→ **REQUIREMENTS**
Copy each line below without leaving any out.

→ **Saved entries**
=-=-=-=-=
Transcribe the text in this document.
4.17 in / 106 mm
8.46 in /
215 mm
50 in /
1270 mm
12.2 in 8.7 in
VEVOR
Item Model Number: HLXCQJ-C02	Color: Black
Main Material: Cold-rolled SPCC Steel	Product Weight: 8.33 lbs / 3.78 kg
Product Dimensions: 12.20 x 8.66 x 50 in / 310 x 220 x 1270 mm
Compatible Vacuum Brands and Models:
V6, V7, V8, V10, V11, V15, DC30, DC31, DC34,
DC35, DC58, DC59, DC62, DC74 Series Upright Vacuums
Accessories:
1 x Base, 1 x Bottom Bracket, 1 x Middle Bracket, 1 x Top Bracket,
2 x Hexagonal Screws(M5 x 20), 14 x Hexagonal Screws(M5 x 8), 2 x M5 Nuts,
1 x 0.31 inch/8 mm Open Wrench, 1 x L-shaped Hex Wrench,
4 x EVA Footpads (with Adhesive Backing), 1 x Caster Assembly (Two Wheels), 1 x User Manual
=-=-=-=-=
→ **RIGHT ANSWER**
Transcribe the text in this document.
4.17 in / 106 mm
8.46 in /
215 mm
50 in /
1270 mm
12.2 in 8.7 in
VEVOR
Item Model Number: HLXCQJ-C02	Color: Black
Main Material: Cold-rolled SPCC Steel	Product Weight: 8.33 lbs / 3.78 kg
Product Dimensions: 12.20 x 8.66 x 50 in / 310 x 220 x 1270 mm
Compatible Vacuum Brands and Models:
V6, V7, V8, V10, V11, V15, DC30, DC31, DC34,
DC35, DC58, DC59, DC62, DC74 Series Upright Vacuums
Accessories:
1 x Base, 1 x Bottom Bracket, 1 x Middle Bracket, 1 x Top Bracket,
2 x Hexagonal Screws(M5 x 20), 14 x Hexagonal Screws(M5 x 8), 2 x M5 Nuts,
1 x 0.31 inch/8 mm Open Wrench, 1 x L-shaped Hex Wrench,
4 x EVA Footpads (with Adhesive Backing), 1 x Caster Assembly (Two Wheels), 1 x User Manual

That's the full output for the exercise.